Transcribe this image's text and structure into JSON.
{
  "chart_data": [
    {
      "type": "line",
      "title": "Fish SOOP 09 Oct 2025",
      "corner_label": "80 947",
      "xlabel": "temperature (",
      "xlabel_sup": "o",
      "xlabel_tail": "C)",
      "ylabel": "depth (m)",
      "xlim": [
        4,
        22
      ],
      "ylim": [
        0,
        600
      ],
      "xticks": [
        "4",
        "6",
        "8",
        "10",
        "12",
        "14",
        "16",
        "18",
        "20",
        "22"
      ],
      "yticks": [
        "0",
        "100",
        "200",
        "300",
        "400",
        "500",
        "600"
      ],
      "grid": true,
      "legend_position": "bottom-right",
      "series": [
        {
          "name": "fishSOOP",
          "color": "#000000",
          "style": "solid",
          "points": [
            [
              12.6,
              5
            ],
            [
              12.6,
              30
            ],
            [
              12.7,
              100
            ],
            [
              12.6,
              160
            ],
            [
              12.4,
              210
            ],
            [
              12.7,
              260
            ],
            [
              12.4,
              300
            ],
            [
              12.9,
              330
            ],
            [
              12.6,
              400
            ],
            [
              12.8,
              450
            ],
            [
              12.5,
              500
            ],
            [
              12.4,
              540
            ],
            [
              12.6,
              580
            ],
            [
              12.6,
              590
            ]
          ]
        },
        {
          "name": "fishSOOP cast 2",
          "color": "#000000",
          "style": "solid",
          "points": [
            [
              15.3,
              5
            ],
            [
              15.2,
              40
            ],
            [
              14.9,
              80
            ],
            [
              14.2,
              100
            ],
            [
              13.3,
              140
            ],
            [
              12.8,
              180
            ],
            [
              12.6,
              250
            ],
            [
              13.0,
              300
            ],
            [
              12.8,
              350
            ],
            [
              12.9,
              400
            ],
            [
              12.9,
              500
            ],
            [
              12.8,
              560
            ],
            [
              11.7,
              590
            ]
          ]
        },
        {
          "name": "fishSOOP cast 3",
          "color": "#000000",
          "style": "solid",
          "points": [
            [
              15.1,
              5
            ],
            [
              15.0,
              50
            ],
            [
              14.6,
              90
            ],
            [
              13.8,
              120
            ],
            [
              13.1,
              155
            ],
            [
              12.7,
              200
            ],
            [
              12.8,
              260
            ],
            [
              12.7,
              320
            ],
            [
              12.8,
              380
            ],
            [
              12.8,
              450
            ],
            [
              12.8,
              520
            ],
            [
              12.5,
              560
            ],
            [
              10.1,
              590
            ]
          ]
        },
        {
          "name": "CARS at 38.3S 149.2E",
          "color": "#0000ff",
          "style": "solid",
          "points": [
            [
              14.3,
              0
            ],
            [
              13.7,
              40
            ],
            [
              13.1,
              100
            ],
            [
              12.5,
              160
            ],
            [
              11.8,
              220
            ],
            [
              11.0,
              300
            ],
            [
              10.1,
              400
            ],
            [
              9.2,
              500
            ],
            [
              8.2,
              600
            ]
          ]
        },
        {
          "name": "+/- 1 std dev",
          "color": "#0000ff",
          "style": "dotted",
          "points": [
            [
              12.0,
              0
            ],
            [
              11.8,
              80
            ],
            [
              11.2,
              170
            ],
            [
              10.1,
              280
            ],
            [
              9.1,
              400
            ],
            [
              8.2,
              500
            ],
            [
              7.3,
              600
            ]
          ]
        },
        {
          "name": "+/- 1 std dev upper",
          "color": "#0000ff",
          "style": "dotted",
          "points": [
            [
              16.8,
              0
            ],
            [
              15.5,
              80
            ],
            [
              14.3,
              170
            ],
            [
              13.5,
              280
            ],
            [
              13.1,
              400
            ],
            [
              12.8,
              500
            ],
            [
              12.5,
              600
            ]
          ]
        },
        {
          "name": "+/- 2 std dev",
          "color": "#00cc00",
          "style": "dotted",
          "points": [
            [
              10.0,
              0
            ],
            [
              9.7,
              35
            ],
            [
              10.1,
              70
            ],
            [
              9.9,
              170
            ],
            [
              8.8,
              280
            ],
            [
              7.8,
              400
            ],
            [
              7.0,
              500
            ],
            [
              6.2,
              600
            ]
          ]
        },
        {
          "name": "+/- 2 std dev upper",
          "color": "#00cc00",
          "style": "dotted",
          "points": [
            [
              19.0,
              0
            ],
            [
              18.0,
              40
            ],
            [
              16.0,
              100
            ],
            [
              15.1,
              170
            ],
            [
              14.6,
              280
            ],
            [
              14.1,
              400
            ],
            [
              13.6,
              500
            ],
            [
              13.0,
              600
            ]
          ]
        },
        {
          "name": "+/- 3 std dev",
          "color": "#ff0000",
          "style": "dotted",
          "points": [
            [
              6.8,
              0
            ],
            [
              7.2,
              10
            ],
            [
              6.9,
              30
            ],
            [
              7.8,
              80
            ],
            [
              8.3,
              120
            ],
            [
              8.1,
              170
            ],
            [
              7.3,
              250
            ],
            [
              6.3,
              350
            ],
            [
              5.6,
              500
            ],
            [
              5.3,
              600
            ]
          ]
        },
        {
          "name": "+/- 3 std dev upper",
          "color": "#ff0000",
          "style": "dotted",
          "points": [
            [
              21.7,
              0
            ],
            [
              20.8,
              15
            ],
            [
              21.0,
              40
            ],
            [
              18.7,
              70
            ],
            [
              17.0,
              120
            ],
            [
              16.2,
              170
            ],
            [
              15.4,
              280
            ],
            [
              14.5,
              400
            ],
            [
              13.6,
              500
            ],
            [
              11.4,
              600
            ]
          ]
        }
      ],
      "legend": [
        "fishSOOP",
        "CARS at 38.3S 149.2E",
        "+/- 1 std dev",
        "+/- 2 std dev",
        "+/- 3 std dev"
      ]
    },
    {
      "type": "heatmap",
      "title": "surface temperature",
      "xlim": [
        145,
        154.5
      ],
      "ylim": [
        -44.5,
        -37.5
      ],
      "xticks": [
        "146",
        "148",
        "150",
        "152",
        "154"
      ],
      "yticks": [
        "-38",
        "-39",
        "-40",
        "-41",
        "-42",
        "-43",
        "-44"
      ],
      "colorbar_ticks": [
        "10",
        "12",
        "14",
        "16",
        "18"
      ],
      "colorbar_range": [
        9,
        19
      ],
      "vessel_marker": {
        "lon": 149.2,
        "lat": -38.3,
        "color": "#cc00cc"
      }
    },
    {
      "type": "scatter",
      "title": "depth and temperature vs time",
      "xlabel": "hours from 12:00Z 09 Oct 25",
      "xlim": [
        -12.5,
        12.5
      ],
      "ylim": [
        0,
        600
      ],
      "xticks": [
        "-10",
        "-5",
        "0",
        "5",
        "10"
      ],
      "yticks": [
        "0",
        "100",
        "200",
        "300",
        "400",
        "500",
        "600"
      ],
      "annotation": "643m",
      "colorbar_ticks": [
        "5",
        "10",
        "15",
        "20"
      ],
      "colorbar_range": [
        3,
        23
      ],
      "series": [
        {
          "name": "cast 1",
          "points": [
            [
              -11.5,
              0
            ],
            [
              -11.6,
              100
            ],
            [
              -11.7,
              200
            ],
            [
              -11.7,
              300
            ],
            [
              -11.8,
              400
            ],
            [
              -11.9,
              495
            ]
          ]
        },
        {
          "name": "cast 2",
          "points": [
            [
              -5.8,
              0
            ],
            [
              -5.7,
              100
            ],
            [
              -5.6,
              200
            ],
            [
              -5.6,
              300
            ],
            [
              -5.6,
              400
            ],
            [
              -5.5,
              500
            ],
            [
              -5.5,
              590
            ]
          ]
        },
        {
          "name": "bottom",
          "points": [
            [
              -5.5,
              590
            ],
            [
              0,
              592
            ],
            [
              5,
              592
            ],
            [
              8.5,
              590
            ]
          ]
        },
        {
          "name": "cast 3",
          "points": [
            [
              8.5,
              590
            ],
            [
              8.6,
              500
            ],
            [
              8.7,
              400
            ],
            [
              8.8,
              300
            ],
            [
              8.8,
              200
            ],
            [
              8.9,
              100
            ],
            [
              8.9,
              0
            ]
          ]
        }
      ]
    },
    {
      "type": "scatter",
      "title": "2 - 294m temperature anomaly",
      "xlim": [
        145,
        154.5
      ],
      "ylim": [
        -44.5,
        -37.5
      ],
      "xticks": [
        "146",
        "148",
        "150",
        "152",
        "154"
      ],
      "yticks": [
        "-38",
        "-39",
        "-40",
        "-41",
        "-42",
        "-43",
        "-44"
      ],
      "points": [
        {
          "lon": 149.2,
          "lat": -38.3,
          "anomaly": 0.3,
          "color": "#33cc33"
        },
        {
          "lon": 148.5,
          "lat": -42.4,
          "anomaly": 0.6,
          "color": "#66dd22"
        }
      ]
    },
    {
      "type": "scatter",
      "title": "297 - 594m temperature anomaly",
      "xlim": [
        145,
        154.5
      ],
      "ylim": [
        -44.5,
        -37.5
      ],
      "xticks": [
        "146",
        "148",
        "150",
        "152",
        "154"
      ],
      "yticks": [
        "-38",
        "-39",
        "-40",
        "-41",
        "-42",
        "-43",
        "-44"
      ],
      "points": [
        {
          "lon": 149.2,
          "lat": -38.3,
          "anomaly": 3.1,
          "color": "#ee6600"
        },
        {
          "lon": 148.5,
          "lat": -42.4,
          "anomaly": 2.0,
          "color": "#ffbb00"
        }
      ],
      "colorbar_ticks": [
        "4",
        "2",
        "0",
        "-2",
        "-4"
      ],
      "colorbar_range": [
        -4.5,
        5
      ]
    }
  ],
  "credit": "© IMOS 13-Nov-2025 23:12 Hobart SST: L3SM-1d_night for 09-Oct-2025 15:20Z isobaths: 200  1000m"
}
......
* **Stated goal**
Only lines with the word "temperature" are wanted, so copy each one from the records.

* **Solution for this problem**
      "xlabel": "temperature (",
      "title": "surface temperature",
      "title": "depth and temperature vs time",
      "title": "2 - 294m temperature anomaly",
      "title": "297 - 594m temperature anomaly",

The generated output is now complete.